-- Given records start --

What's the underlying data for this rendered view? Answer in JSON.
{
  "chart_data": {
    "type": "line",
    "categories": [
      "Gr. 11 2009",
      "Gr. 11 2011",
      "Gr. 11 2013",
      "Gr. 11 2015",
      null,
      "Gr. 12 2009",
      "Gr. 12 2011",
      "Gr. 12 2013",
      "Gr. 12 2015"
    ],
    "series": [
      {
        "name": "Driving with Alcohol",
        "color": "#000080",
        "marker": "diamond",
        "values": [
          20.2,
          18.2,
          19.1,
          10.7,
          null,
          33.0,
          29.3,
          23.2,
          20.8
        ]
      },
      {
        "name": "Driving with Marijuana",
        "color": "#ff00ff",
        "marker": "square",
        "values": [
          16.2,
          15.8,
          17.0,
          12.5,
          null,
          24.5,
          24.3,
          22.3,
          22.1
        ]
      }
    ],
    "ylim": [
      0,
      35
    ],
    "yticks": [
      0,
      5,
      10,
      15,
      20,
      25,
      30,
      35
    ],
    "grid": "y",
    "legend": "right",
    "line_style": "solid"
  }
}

-- Given records end --

**What to do:** Repeat the material from above exactly, word for word.

**Solution:**
What's the underlying data for this rendered view? Answer in JSON.
{
  "chart_data": {
    "type": "line",
    "categories": [
      "Gr. 11 2009",
      "Gr. 11 2011",
      "Gr. 11 2013",
      "Gr. 11 2015",
      null,
      "Gr. 12 2009",
      "Gr. 12 2011",
      "Gr. 12 2013",
      "Gr. 12 2015"
    ],
    "series": [
      {
        "name": "Driving with Alcohol",
        "color": "#000080",
        "marker": "diamond",
        "values": [
          20.2,
          18.2,
          19.1,
          10.7,
          null,
          33.0,
          29.3,
          23.2,
          20.8
        ]
      },
      {
        "name": "Driving with Marijuana",
        "color": "#ff00ff",
        "marker": "square",
        "values": [
          16.2,
          15.8,
          17.0,
          12.5,
          null,
          24.5,
          24.3,
          22.3,
          22.1
        ]
      }
    ],
    "ylim": [
      0,
      35
    ],
    "yticks": [
      0,
      5,
      10,
      15,
      20,
      25,
      30,
      35
    ],
    "grid": "y",
    "legend": "right",
    "line_style": "solid"
  }
}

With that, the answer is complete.